(Do this)
Take all the material and copy it exactly.

(Entries provided)

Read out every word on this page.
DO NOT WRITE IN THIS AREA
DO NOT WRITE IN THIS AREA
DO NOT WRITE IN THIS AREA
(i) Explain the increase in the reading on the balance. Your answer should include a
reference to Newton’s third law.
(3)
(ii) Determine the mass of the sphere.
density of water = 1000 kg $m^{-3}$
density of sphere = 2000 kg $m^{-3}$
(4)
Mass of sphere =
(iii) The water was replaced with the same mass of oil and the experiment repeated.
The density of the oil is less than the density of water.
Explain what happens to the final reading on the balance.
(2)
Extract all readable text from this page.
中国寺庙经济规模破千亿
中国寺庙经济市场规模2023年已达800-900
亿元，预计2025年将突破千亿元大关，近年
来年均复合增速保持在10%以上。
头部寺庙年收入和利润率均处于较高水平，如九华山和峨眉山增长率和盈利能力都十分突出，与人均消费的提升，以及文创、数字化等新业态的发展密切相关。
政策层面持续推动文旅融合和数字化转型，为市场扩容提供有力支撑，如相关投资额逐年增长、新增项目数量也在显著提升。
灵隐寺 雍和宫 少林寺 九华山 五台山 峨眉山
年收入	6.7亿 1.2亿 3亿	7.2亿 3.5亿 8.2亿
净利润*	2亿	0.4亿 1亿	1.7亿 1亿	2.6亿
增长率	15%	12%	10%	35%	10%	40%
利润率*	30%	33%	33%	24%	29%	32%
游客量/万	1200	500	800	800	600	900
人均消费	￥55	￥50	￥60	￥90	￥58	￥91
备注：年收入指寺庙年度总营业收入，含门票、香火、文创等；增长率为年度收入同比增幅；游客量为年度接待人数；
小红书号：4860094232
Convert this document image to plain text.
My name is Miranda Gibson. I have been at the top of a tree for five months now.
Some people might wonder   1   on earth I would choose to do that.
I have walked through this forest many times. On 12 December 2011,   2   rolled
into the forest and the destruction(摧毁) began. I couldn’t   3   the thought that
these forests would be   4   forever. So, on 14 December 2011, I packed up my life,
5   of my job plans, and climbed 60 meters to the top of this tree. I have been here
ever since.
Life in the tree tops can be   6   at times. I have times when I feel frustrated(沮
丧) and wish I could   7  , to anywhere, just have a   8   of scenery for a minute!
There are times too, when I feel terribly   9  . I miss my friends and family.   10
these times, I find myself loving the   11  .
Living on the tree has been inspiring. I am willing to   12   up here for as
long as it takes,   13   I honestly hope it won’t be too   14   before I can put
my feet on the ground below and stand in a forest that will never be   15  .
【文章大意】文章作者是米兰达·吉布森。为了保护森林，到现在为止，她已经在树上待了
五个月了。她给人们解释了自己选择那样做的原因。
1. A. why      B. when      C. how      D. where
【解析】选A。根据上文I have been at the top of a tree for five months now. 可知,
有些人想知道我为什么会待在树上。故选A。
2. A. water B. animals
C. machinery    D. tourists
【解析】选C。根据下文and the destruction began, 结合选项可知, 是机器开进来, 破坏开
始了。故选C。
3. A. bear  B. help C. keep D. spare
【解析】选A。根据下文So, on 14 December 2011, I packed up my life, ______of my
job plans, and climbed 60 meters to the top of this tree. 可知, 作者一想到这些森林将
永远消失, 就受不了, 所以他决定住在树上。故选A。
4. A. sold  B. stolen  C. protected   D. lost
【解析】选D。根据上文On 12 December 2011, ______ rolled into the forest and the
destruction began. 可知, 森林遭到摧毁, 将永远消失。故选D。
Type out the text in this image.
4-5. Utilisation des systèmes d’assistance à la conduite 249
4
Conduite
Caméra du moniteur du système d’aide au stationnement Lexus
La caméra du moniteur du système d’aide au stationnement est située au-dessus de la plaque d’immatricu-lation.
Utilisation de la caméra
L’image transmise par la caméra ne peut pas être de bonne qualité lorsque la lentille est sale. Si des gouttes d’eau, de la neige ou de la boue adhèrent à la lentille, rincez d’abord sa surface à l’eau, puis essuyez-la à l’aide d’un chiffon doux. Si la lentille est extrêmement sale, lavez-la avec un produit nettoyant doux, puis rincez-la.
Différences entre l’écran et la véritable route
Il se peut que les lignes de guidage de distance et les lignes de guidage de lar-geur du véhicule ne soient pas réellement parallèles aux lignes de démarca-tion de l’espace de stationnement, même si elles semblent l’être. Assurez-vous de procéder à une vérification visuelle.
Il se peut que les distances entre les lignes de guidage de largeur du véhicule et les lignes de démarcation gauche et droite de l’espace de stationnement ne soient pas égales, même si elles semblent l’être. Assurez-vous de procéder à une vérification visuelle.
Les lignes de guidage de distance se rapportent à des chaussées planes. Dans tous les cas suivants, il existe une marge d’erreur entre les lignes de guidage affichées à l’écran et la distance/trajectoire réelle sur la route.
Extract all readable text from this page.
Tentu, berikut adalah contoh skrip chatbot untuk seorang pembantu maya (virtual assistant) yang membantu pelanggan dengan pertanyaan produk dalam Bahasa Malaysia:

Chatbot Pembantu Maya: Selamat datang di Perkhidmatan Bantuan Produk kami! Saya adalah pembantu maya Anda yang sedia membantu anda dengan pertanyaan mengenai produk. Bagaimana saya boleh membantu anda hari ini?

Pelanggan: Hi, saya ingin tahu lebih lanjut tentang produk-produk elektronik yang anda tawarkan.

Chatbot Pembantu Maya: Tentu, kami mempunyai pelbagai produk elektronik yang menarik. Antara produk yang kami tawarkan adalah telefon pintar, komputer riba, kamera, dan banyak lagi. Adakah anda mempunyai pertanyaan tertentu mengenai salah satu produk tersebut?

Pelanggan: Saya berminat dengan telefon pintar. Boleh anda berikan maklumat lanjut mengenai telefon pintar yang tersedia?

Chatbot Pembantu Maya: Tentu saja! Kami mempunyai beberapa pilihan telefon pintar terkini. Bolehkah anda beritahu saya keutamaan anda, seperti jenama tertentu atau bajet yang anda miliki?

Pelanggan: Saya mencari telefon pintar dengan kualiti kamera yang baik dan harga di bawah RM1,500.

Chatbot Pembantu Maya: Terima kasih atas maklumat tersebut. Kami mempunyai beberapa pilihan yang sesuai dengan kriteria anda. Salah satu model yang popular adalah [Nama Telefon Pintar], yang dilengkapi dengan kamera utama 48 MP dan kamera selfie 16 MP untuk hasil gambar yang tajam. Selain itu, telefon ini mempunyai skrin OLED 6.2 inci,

(Written answer)
Read out every word on this page.
DO NOT WRITE IN THIS AREA
DO NOT WRITE IN THIS AREA
DO NOT WRITE IN THIS AREA
(i) Explain the increase in the reading on the balance. Your answer should include a
reference to Newton’s third law.
(3)
(ii) Determine the mass of the sphere.
density of water = 1000 kg $m^{-3}$
density of sphere = 2000 kg $m^{-3}$
(4)
Mass of sphere =
(iii) The water was replaced with the same mass of oil and the experiment repeated.
The density of the oil is less than the density of water.
Explain what happens to the final reading on the balance.
(2)
Extract all readable text from this page.
中国寺庙经济规模破千亿
中国寺庙经济市场规模2023年已达800-900
亿元，预计2025年将突破千亿元大关，近年
来年均复合增速保持在10%以上。
头部寺庙年收入和利润率均处于较高水平，如九华山和峨眉山增长率和盈利能力都十分突出，与人均消费的提升，以及文创、数字化等新业态的发展密切相关。
政策层面持续推动文旅融合和数字化转型，为市场扩容提供有力支撑，如相关投资额逐年增长、新增项目数量也在显著提升。
灵隐寺 雍和宫 少林寺 九华山 五台山 峨眉山
年收入	6.7亿 1.2亿 3亿	7.2亿 3.5亿 8.2亿
净利润*	2亿	0.4亿 1亿	1.7亿 1亿	2.6亿
增长率	15%	12%	10%	35%	10%	40%
利润率*	30%	33%	33%	24%	29%	32%
游客量/万	1200	500	800	800	600	900
人均消费	￥55	￥50	￥60	￥90	￥58	￥91
备注：年收入指寺庙年度总营业收入，含门票、香火、文创等；增长率为年度收入同比增幅；游客量为年度接待人数；
小红书号：4860094232
Convert this document image to plain text.
My name is Miranda Gibson. I have been at the top of a tree for five months now.
Some people might wonder   1   on earth I would choose to do that.
I have walked through this forest many times. On 12 December 2011,   2   rolled
into the forest and the destruction(摧毁) began. I couldn’t   3   the thought that
these forests would be   4   forever. So, on 14 December 2011, I packed up my life,
5   of my job plans, and climbed 60 meters to the top of this tree. I have been here
ever since.
Life in the tree tops can be   6   at times. I have times when I feel frustrated(沮
丧) and wish I could   7  , to anywhere, just have a   8   of scenery for a minute!
There are times too, when I feel terribly   9  . I miss my friends and family.   10
these times, I find myself loving the   11  .
Living on the tree has been inspiring. I am willing to   12   up here for as
long as it takes,   13   I honestly hope it won’t be too   14   before I can put
my feet on the ground below and stand in a forest that will never be   15  .
【文章大意】文章作者是米兰达·吉布森。为了保护森林，到现在为止，她已经在树上待了
五个月了。她给人们解释了自己选择那样做的原因。
1. A. why      B. when      C. how      D. where
【解析】选A。根据上文I have been at the top of a tree for five months now. 可知,
有些人想知道我为什么会待在树上。故选A。
2. A. water B. animals
C. machinery    D. tourists
【解析】选C。根据下文and the destruction began, 结合选项可知, 是机器开进来, 破坏开
始了。故选C。
3. A. bear  B. help C. keep D. spare
【解析】选A。根据下文So, on 14 December 2011, I packed up my life, ______of my
job plans, and climbed 60 meters to the top of this tree. 可知, 作者一想到这些森林将
永远消失, 就受不了, 所以他决定住在树上。故选A。
4. A. sold  B. stolen  C. protected   D. lost
【解析】选D。根据上文On 12 December 2011, ______ rolled into the forest and the
destruction began. 可知, 森林遭到摧毁, 将永远消失。故选D。
Type out the text in this image.
4-5. Utilisation des systèmes d’assistance à la conduite 249
4
Conduite
Caméra du moniteur du système d’aide au stationnement Lexus
La caméra du moniteur du système d’aide au stationnement est située au-dessus de la plaque d’immatricu-lation.
Utilisation de la caméra
L’image transmise par la caméra ne peut pas être de bonne qualité lorsque la lentille est sale. Si des gouttes d’eau, de la neige ou de la boue adhèrent à la lentille, rincez d’abord sa surface à l’eau, puis essuyez-la à l’aide d’un chiffon doux. Si la lentille est extrêmement sale, lavez-la avec un produit nettoyant doux, puis rincez-la.
Différences entre l’écran et la véritable route
Il se peut que les lignes de guidage de distance et les lignes de guidage de lar-geur du véhicule ne soient pas réellement parallèles aux lignes de démarca-tion de l’espace de stationnement, même si elles semblent l’être. Assurez-vous de procéder à une vérification visuelle.
Il se peut que les distances entre les lignes de guidage de largeur du véhicule et les lignes de démarcation gauche et droite de l’espace de stationnement ne soient pas égales, même si elles semblent l’être. Assurez-vous de procéder à une vérification visuelle.
Les lignes de guidage de distance se rapportent à des chaussées planes. Dans tous les cas suivants, il existe une marge d’erreur entre les lignes de guidage affichées à l’écran et la distance/trajectoire réelle sur la route.
Extract all readable text from this page.
Tentu, berikut adalah contoh skrip chatbot untuk seorang pembantu maya (virtual assistant) yang membantu pelanggan dengan pertanyaan produk dalam Bahasa Malaysia:

Chatbot Pembantu Maya: Selamat datang di Perkhidmatan Bantuan Produk kami! Saya adalah pembantu maya Anda yang sedia membantu anda dengan pertanyaan mengenai produk. Bagaimana saya boleh membantu anda hari ini?

Pelanggan: Hi, saya ingin tahu lebih lanjut tentang produk-produk elektronik yang anda tawarkan.

Chatbot Pembantu Maya: Tentu, kami mempunyai pelbagai produk elektronik yang menarik. Antara produk yang kami tawarkan adalah telefon pintar, komputer riba, kamera, dan banyak lagi. Adakah anda mempunyai pertanyaan tertentu mengenai salah satu produk tersebut?

Pelanggan: Saya berminat dengan telefon pintar. Boleh anda berikan maklumat lanjut mengenai telefon pintar yang tersedia?

Chatbot Pembantu Maya: Tentu saja! Kami mempunyai beberapa pilihan telefon pintar terkini. Bolehkah anda beritahu saya keutamaan anda, seperti jenama tertentu atau bajet yang anda miliki?

Pelanggan: Saya mencari telefon pintar dengan kualiti kamera yang baik dan harga di bawah RM1,500.

Chatbot Pembantu Maya: Terima kasih atas maklumat tersebut. Kami mempunyai beberapa pilihan yang sesuai dengan kriteria anda. Salah satu model yang popular adalah [Nama Telefon Pintar], yang dilengkapi dengan kamera utama 48 MP dan kamera selfie 16 MP untuk hasil gambar yang tajam. Selain itu, telefon ini mempunyai skrin OLED 6.2 inci,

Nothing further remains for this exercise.